Task requirements: State how many lines of the listing below include the word "Land". Give only the number.

··· Dataset records

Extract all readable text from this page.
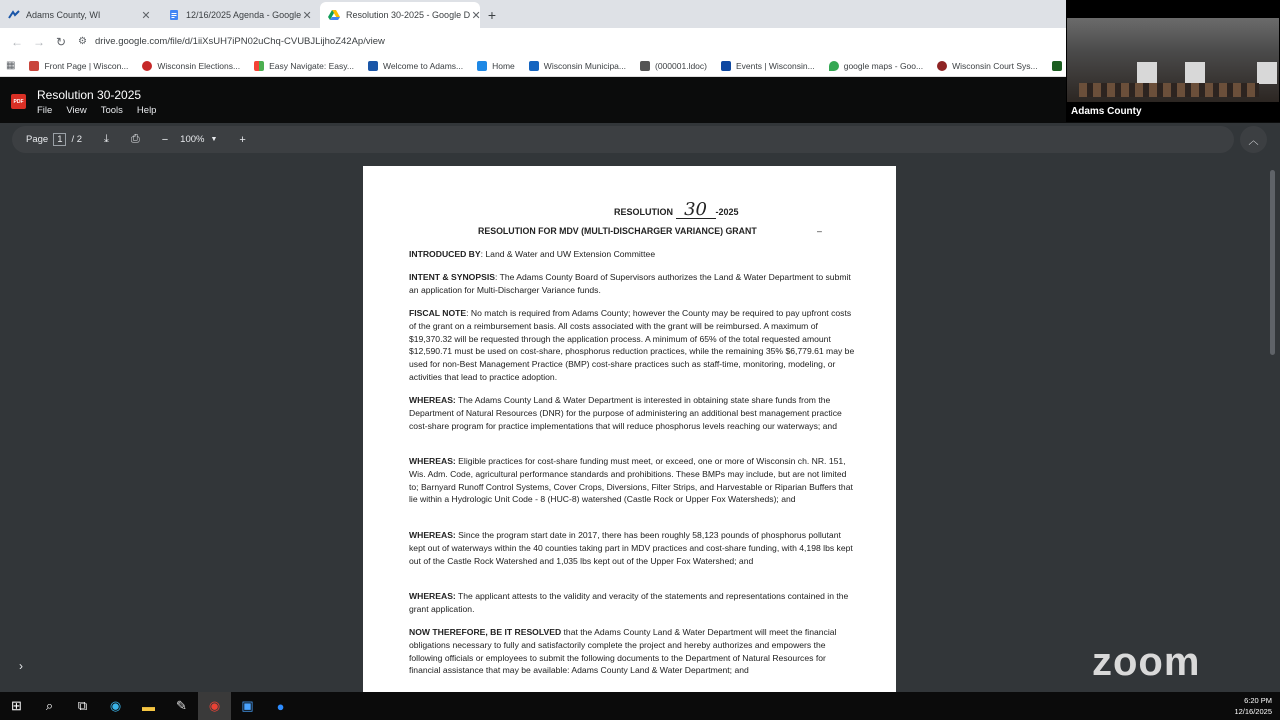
Adams County, WI	✕	12/16/2025 Agenda - Google ✕	Resolution 30-2025 - Google D ✕ +
← → ↻	⚙ drive.google.com/file/d/1iiXsUH7iPN02uChq-CVUBJLijhoZ42Ap/view
▦	Front Page | Wiscon...	Wisconsin Elections...	Easy Navigate: Easy...	Welcome to Adams...	Home	Wisconsin Municipa...	(000001.ldoc)	Events | Wisconsin...	google maps - Goo...	Wisconsin Court Sys...
PDF Resolution 30-2025
File View Tools Help
Page 1 / 2 ⤓ ⎙ − 100% ▼ +	︿
RESOLUTION 30 -2025
RESOLUTION FOR MDV (MULTI-DISCHARGER VARIANCE) GRANT	–
INTRODUCED BY: Land & Water and UW Extension Committee
INTENT & SYNOPSIS: The Adams County Board of Supervisors authorizes the Land & Water Department to submit an application for Multi-Discharger Variance funds.
FISCAL NOTE: No match is required from Adams County; however the County may be required to pay upfront costs of the grant on a reimbursement basis. All costs associated with the grant will be reimbursed. A maximum of $19,370.32 will be requested through the application process. A minimum of 65% of the total requested amount $12,590.71 must be used on cost-share, phosphorus reduction practices, while the remaining 35% $6,779.61 may be used for non-Best Management Practice (BMP) cost-share practices such as staff-time, monitoring, modeling, or activities that lead to practice adoption.
WHEREAS: The Adams County Land & Water Department is interested in obtaining state share funds from the Department of Natural Resources (DNR) for the purpose of administering an additional best management practice cost-share program for practice implementations that will reduce phosphorus levels reaching our waterways; and
WHEREAS: Eligible practices for cost-share funding must meet, or exceed, one or more of Wisconsin ch. NR. 151, Wis. Adm. Code, agricultural performance standards and prohibitions. These BMPs may include, but are not limited to; Barnyard Runoff Control Systems, Cover Crops, Diversions, Filter Strips, and Harvestable or Riparian Buffers that lie within a Hydrologic Unit Code - 8 (HUC-8) watershed (Castle Rock or Upper Fox Watersheds); and
WHEREAS: Since the program start date in 2017, there has been roughly 58,123 pounds of phosphorus pollutant kept out of waterways within the 40 counties taking part in MDV practices and cost-share funding, with 4,198 lbs kept out of the Castle Rock Watershed and 1,035 lbs kept out of the Upper Fox Watershed; and
WHEREAS: The applicant attests to the validity and veracity of the statements and representations contained in the grant application.
NOW THEREFORE, BE IT RESOLVED that the Adams County Land & Water Department will meet the financial obligations necessary to fully and satisfactorily complete the project and hereby authorizes and empowers the following officials or employees to submit the following documents to the Department of Natural Resources for financial assistance that may be available: Adams County Land & Water Department; and
›
Adams County
zoom
⊞	⌕	⧉	◉	▬	✎	◉	▣	●	6:20 PM
12/16/2025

······

The reply: 4